Rewrite the listing below with every "contour" changed to "isoline" and nothing else altered. Omit the pictures from your answer.
**** INPUT ROWS ****
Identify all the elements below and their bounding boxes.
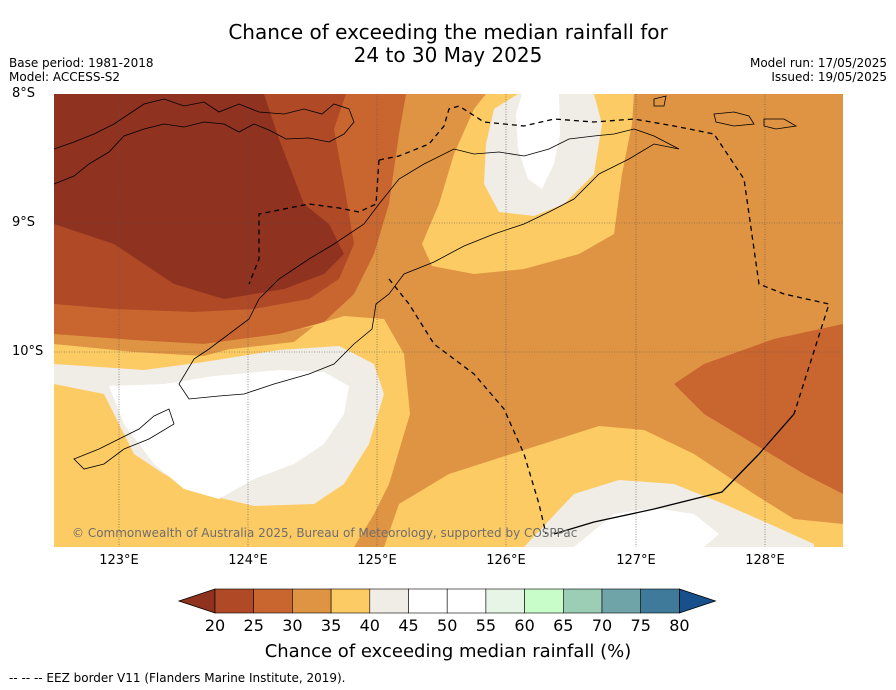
base-period-text: Base period: 1981-2018 bbox=[9, 56, 154, 70]
lat-label-8s: 8°S bbox=[12, 86, 36, 101]
graticule bbox=[54, 94, 843, 547]
colorbar-tick-20: 20 bbox=[204, 616, 226, 635]
lon-label-127e: 127°E bbox=[616, 553, 656, 568]
lat-label-9s: 9°S bbox=[12, 215, 36, 230]
lon-label-126e: 126°E bbox=[486, 553, 526, 568]
colorbar-tick-60: 60 bbox=[514, 616, 535, 635]
colorbar-tick-80: 80 bbox=[669, 616, 690, 635]
colorbar-tick-55: 55 bbox=[475, 616, 497, 635]
colorbar-tick-75: 75 bbox=[630, 616, 651, 635]
lon-label-123e: 123°E bbox=[99, 553, 139, 568]
map-title-line1: Chance of exceeding the median rainfall … bbox=[228, 20, 668, 44]
contour-45-50-north bbox=[516, 94, 560, 189]
issued-text: Issued: 19/05/2025 bbox=[771, 70, 887, 84]
colorbar bbox=[178, 588, 717, 614]
colorbar-tick-40: 40 bbox=[359, 616, 380, 635]
colorbar-tick-35: 35 bbox=[320, 616, 342, 635]
colorbar-cell-30-35 bbox=[292, 588, 332, 614]
colorbar-cell-50-55 bbox=[446, 588, 487, 614]
copyright-text: © Commonwealth of Australia 2025, Bureau… bbox=[72, 526, 578, 540]
colorbar-tick-25: 25 bbox=[243, 616, 264, 635]
colorbar-arrow-high bbox=[678, 588, 717, 614]
eez-legend-note: -- -- -- EEZ border V11 (Flanders Marine… bbox=[9, 671, 346, 685]
lon-label-124e: 124°E bbox=[228, 553, 268, 568]
coastlines bbox=[54, 95, 798, 470]
lat-label-10s: 10°S bbox=[12, 344, 44, 359]
contour-45-50-south bbox=[574, 508, 719, 547]
lon-label-128e: 128°E bbox=[745, 553, 785, 568]
model-text: Model: ACCESS-S2 bbox=[9, 70, 121, 84]
contour-20-nw bbox=[54, 94, 344, 299]
contour-25-30-se bbox=[674, 324, 843, 494]
colorbar-cell-65-70 bbox=[562, 588, 603, 614]
eez-border bbox=[248, 105, 830, 535]
rainfall-probability-map bbox=[54, 94, 843, 547]
map-title-line2: 24 to 30 May 2025 bbox=[353, 43, 543, 67]
colorbar-arrow-low bbox=[178, 588, 216, 614]
colorbar-tick-30: 30 bbox=[282, 616, 303, 635]
colorbar-tick-70: 70 bbox=[591, 616, 613, 635]
lon-label-125e: 125°E bbox=[357, 553, 397, 568]
colorbar-cell-25-30 bbox=[253, 588, 293, 614]
colorbar-cell-35-40 bbox=[330, 588, 371, 614]
colorbar-tick-50: 50 bbox=[437, 616, 458, 635]
colorbar-cell-45-50 bbox=[408, 588, 448, 614]
colorbar-cell-70-75 bbox=[601, 588, 642, 614]
colorbar-tick-45: 45 bbox=[398, 616, 419, 635]
colorbar-cell-40-45 bbox=[369, 588, 409, 614]
colorbar-label: Chance of exceeding median rainfall (%) bbox=[264, 641, 632, 662]
contour-30-35-strip bbox=[54, 326, 314, 352]
colorbar-cell-20-25 bbox=[214, 588, 255, 614]
colorbar-cell-75-80 bbox=[640, 588, 680, 614]
eez-solid-segment bbox=[553, 413, 795, 535]
contour-45-50-west bbox=[109, 370, 349, 499]
colorbar-cell-60-65 bbox=[524, 588, 564, 614]
model-run-text: Model run: 17/05/2025 bbox=[749, 56, 887, 70]
colorbar-cell-55-60 bbox=[485, 588, 525, 614]
colorbar-tick-65: 65 bbox=[553, 616, 574, 635]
****
**ANSWER TO THE EXERCISE:**
Identify all the elements below and their bounding boxes.
base-period-text: Base period: 1981-2018 bbox=[9, 56, 154, 70]
lat-label-8s: 8°S bbox=[12, 86, 36, 101]
graticule bbox=[54, 94, 843, 547]
colorbar-tick-20: 20 bbox=[204, 616, 226, 635]
lon-label-127e: 127°E bbox=[616, 553, 656, 568]
lat-label-9s: 9°S bbox=[12, 215, 36, 230]
lon-label-126e: 126°E bbox=[486, 553, 526, 568]
colorbar-tick-60: 60 bbox=[514, 616, 535, 635]
colorbar-tick-80: 80 bbox=[669, 616, 690, 635]
colorbar-tick-55: 55 bbox=[475, 616, 497, 635]
colorbar-tick-75: 75 bbox=[630, 616, 651, 635]
lon-label-123e: 123°E bbox=[99, 553, 139, 568]
map-title-line1: Chance of exceeding the median rainfall … bbox=[228, 20, 668, 44]
isoline-45-50-north bbox=[516, 94, 560, 189]
issued-text: Issued: 19/05/2025 bbox=[771, 70, 887, 84]
colorbar bbox=[178, 588, 717, 614]
colorbar-tick-40: 40 bbox=[359, 616, 380, 635]
colorbar-tick-35: 35 bbox=[320, 616, 342, 635]
colorbar-cell-30-35 bbox=[292, 588, 332, 614]
colorbar-cell-50-55 bbox=[446, 588, 487, 614]
copyright-text: © Commonwealth of Australia 2025, Bureau… bbox=[72, 526, 578, 540]
colorbar-tick-25: 25 bbox=[243, 616, 264, 635]
colorbar-arrow-high bbox=[678, 588, 717, 614]
eez-legend-note: -- -- -- EEZ border V11 (Flanders Marine… bbox=[9, 671, 346, 685]
lon-label-124e: 124°E bbox=[228, 553, 268, 568]
coastlines bbox=[54, 95, 798, 470]
lat-label-10s: 10°S bbox=[12, 344, 44, 359]
isoline-45-50-south bbox=[574, 508, 719, 547]
lon-label-128e: 128°E bbox=[745, 553, 785, 568]
model-text: Model: ACCESS-S2 bbox=[9, 70, 121, 84]
isoline-20-nw bbox=[54, 94, 344, 299]
isoline-25-30-se bbox=[674, 324, 843, 494]
colorbar-cell-65-70 bbox=[562, 588, 603, 614]
eez-border bbox=[248, 105, 830, 535]
rainfall-probability-map bbox=[54, 94, 843, 547]
map-title-line2: 24 to 30 May 2025 bbox=[353, 43, 543, 67]
colorbar-arrow-low bbox=[178, 588, 216, 614]
colorbar-tick-30: 30 bbox=[282, 616, 303, 635]
colorbar-tick-70: 70 bbox=[591, 616, 613, 635]
lon-label-125e: 125°E bbox=[357, 553, 397, 568]
colorbar-cell-25-30 bbox=[253, 588, 293, 614]
colorbar-cell-35-40 bbox=[330, 588, 371, 614]
colorbar-tick-50: 50 bbox=[437, 616, 458, 635]
colorbar-cell-45-50 bbox=[408, 588, 448, 614]
colorbar-cell-70-75 bbox=[601, 588, 642, 614]
colorbar-tick-45: 45 bbox=[398, 616, 419, 635]
colorbar-cell-40-45 bbox=[369, 588, 409, 614]
colorbar-label: Chance of exceeding median rainfall (%) bbox=[264, 641, 632, 662]
isoline-30-35-strip bbox=[54, 326, 314, 352]
colorbar-cell-20-25 bbox=[214, 588, 255, 614]
colorbar-cell-75-80 bbox=[640, 588, 680, 614]
eez-solid-segment bbox=[553, 413, 795, 535]
isoline-45-50-west bbox=[109, 370, 349, 499]
colorbar-cell-60-65 bbox=[524, 588, 564, 614]
model-run-text: Model run: 17/05/2025 bbox=[749, 56, 887, 70]
colorbar-cell-55-60 bbox=[485, 588, 525, 614]
colorbar-tick-65: 65 bbox=[553, 616, 574, 635]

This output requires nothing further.